───── LISTED ENTRIES
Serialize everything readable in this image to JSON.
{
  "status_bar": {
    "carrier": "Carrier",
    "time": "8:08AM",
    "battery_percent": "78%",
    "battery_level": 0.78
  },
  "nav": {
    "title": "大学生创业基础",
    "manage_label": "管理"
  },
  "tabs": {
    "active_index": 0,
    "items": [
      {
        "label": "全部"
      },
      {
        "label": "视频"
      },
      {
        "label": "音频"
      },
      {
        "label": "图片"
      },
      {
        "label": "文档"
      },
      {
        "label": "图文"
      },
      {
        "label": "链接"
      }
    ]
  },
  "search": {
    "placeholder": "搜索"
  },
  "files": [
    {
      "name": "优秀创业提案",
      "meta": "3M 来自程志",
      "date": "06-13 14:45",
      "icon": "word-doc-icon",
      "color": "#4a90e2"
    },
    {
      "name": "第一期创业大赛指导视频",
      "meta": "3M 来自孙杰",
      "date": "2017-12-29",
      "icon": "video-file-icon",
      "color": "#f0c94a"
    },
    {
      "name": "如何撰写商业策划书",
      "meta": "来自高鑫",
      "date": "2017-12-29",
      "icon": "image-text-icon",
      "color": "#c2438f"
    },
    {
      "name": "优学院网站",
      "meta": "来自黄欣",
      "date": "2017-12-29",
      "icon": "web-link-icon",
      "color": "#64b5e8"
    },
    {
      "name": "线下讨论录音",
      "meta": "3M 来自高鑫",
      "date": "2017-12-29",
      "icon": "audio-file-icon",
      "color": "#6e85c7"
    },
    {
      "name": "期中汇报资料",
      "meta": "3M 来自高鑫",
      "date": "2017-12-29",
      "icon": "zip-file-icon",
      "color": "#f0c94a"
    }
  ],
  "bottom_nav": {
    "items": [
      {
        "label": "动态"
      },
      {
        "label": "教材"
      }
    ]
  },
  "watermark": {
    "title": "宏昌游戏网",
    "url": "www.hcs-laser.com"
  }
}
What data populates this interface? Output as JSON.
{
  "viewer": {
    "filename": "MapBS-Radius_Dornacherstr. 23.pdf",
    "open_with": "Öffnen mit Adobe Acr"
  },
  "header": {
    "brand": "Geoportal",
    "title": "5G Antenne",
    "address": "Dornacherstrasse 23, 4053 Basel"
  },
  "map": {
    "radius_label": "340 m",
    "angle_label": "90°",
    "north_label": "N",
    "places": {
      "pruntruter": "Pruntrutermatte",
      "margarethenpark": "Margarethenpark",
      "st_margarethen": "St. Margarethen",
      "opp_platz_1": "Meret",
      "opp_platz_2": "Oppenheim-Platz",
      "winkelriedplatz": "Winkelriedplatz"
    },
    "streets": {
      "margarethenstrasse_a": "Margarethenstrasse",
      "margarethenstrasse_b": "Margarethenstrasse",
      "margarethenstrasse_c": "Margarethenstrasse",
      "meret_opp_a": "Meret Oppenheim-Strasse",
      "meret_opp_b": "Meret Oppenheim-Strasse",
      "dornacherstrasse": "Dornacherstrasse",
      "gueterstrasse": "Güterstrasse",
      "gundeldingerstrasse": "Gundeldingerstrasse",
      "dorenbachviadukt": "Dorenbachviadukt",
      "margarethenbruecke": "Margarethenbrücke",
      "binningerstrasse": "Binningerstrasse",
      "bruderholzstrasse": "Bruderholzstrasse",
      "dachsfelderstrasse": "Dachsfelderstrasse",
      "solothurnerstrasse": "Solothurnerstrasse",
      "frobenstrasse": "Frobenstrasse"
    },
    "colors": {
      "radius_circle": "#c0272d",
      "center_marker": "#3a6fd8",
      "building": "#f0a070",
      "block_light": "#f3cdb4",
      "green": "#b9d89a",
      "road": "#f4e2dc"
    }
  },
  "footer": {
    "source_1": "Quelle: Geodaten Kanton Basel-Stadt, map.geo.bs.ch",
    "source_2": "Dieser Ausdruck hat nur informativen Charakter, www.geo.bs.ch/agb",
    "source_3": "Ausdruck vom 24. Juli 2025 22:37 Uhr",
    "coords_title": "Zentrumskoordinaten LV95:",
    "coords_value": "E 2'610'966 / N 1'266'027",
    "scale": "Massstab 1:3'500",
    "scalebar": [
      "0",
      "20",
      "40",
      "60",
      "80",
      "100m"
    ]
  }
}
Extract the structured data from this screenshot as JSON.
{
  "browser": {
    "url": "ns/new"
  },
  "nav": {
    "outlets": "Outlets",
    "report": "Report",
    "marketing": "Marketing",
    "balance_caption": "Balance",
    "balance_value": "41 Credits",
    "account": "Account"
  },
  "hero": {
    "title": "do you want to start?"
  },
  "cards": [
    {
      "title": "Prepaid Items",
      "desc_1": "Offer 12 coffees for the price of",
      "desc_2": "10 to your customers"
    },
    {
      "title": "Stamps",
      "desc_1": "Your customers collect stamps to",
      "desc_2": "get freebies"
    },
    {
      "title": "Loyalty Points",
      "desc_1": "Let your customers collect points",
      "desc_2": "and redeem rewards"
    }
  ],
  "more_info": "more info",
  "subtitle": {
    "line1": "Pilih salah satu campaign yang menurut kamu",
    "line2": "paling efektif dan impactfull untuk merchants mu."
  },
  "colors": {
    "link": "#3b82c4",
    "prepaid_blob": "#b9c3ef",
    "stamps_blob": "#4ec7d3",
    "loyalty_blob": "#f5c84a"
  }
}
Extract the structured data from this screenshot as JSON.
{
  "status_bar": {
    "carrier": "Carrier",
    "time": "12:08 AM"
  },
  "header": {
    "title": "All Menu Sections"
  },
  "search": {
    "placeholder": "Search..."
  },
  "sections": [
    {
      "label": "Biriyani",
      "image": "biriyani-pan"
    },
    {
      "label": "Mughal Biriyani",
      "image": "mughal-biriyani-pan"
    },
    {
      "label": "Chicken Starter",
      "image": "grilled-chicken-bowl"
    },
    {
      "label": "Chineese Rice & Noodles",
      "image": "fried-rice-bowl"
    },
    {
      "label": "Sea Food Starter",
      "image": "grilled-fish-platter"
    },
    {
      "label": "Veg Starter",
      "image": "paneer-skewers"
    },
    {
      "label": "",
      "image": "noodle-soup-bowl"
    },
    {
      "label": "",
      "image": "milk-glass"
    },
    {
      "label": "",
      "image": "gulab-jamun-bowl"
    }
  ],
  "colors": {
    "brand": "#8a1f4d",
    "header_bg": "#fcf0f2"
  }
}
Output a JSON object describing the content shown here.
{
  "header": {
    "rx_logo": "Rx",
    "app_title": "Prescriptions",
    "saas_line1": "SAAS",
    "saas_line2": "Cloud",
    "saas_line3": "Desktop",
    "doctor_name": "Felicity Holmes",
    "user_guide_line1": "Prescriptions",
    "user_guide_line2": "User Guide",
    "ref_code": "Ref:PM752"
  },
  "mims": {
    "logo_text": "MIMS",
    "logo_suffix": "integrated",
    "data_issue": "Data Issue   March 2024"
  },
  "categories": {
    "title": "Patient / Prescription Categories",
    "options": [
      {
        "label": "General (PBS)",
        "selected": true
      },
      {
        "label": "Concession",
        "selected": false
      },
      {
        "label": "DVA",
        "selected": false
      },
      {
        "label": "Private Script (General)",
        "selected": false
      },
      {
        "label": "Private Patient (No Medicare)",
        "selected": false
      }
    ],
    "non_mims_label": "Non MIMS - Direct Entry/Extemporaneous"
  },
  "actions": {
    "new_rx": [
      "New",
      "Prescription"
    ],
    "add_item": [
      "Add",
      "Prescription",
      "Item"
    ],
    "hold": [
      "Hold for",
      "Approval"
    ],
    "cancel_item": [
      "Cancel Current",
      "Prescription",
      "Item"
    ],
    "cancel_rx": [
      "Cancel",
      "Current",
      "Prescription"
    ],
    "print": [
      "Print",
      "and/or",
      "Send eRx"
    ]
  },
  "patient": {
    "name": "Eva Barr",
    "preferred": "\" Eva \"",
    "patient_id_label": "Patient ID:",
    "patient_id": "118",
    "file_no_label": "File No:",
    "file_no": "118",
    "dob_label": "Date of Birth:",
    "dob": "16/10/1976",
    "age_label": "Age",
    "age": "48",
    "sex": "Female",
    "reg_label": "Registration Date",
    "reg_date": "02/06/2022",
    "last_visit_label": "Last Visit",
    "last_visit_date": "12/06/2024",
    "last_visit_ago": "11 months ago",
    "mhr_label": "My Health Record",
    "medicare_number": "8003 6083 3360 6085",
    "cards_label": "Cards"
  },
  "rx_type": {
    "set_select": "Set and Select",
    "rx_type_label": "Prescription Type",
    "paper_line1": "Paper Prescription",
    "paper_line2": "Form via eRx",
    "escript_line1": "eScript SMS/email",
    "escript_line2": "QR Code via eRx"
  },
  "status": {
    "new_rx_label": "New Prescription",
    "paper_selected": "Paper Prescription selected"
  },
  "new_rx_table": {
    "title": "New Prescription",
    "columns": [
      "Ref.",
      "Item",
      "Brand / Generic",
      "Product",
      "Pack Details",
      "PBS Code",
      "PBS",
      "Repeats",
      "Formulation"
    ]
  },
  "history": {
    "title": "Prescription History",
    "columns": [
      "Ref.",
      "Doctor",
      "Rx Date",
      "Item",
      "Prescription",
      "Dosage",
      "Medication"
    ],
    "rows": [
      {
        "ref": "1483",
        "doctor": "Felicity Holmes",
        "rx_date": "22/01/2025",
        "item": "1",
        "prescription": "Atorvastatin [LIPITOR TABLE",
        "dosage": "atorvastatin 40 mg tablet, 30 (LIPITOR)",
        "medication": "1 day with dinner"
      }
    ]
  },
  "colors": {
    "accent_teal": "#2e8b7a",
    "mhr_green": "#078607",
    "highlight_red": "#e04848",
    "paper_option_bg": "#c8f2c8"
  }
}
──────────
In the material above, find the lines that contain "customers" and show them.

▶ _RESPONSE_:
      "desc_2": "10 to your customers"
      "desc_1": "Your customers collect stamps to",
      "desc_1": "Let your customers collect points",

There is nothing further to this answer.